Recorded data
==*==

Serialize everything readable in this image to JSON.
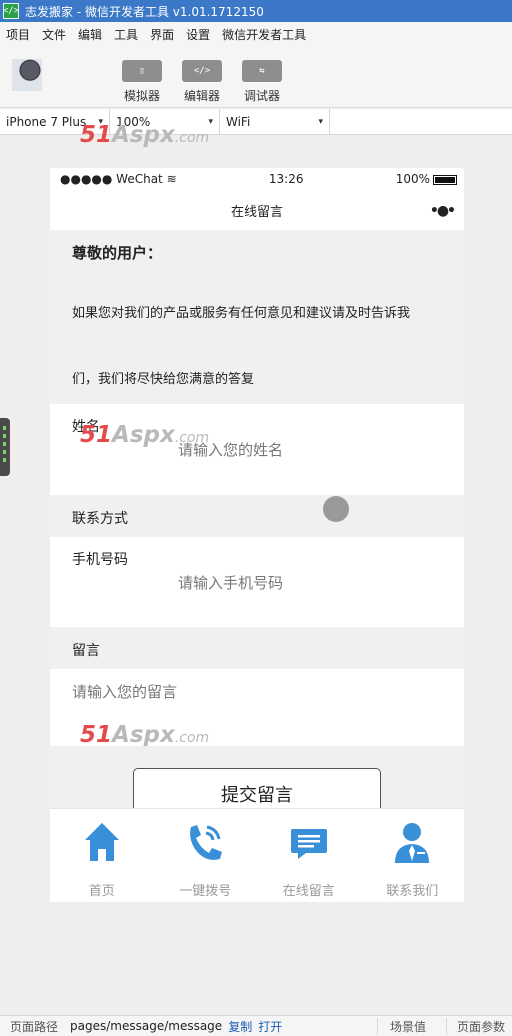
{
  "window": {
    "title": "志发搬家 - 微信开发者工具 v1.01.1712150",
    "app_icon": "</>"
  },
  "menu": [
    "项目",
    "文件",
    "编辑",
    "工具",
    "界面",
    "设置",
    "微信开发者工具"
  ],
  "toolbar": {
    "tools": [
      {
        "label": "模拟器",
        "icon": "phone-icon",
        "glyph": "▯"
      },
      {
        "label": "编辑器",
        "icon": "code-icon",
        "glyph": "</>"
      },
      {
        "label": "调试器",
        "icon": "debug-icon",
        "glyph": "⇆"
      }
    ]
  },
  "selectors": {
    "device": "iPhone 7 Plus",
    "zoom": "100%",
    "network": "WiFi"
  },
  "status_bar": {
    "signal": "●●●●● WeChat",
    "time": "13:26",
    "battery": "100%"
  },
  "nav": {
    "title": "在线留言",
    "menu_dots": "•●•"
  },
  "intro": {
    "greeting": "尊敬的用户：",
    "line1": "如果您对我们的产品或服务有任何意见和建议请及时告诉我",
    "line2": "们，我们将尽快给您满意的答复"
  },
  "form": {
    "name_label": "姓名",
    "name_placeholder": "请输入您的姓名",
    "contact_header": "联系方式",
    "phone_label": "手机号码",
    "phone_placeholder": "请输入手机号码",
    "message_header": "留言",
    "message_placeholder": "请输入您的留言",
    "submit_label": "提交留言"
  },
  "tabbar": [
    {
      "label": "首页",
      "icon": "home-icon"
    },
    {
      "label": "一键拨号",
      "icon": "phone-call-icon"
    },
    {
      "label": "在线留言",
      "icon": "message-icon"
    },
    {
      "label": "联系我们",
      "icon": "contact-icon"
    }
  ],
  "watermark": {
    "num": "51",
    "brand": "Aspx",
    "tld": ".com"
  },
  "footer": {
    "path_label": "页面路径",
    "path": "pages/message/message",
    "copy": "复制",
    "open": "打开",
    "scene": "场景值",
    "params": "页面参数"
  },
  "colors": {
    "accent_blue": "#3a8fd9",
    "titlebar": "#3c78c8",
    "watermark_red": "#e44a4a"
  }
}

==*==

◆ **DESCRIPTION OF THE TASK**
All of the entries above should be copied exactly, except for the pictures.

◆ **EXERCISE ANSWER**
Serialize everything readable in this image to JSON.
{
  "window": {
    "title": "志发搬家 - 微信开发者工具 v1.01.1712150",
    "app_icon": "</>"
  },
  "menu": [
    "项目",
    "文件",
    "编辑",
    "工具",
    "界面",
    "设置",
    "微信开发者工具"
  ],
  "toolbar": {
    "tools": [
      {
        "label": "模拟器",
        "icon": "phone-icon",
        "glyph": "▯"
      },
      {
        "label": "编辑器",
        "icon": "code-icon",
        "glyph": "</>"
      },
      {
        "label": "调试器",
        "icon": "debug-icon",
        "glyph": "⇆"
      }
    ]
  },
  "selectors": {
    "device": "iPhone 7 Plus",
    "zoom": "100%",
    "network": "WiFi"
  },
  "status_bar": {
    "signal": "●●●●● WeChat",
    "time": "13:26",
    "battery": "100%"
  },
  "nav": {
    "title": "在线留言",
    "menu_dots": "•●•"
  },
  "intro": {
    "greeting": "尊敬的用户：",
    "line1": "如果您对我们的产品或服务有任何意见和建议请及时告诉我",
    "line2": "们，我们将尽快给您满意的答复"
  },
  "form": {
    "name_label": "姓名",
    "name_placeholder": "请输入您的姓名",
    "contact_header": "联系方式",
    "phone_label": "手机号码",
    "phone_placeholder": "请输入手机号码",
    "message_header": "留言",
    "message_placeholder": "请输入您的留言",
    "submit_label": "提交留言"
  },
  "tabbar": [
    {
      "label": "首页",
      "icon": "home-icon"
    },
    {
      "label": "一键拨号",
      "icon": "phone-call-icon"
    },
    {
      "label": "在线留言",
      "icon": "message-icon"
    },
    {
      "label": "联系我们",
      "icon": "contact-icon"
    }
  ],
  "watermark": {
    "num": "51",
    "brand": "Aspx",
    "tld": ".com"
  },
  "footer": {
    "path_label": "页面路径",
    "path": "pages/message/message",
    "copy": "复制",
    "open": "打开",
    "scene": "场景值",
    "params": "页面参数"
  },
  "colors": {
    "accent_blue": "#3a8fd9",
    "titlebar": "#3c78c8",
    "watermark_red": "#e44a4a"
  }
}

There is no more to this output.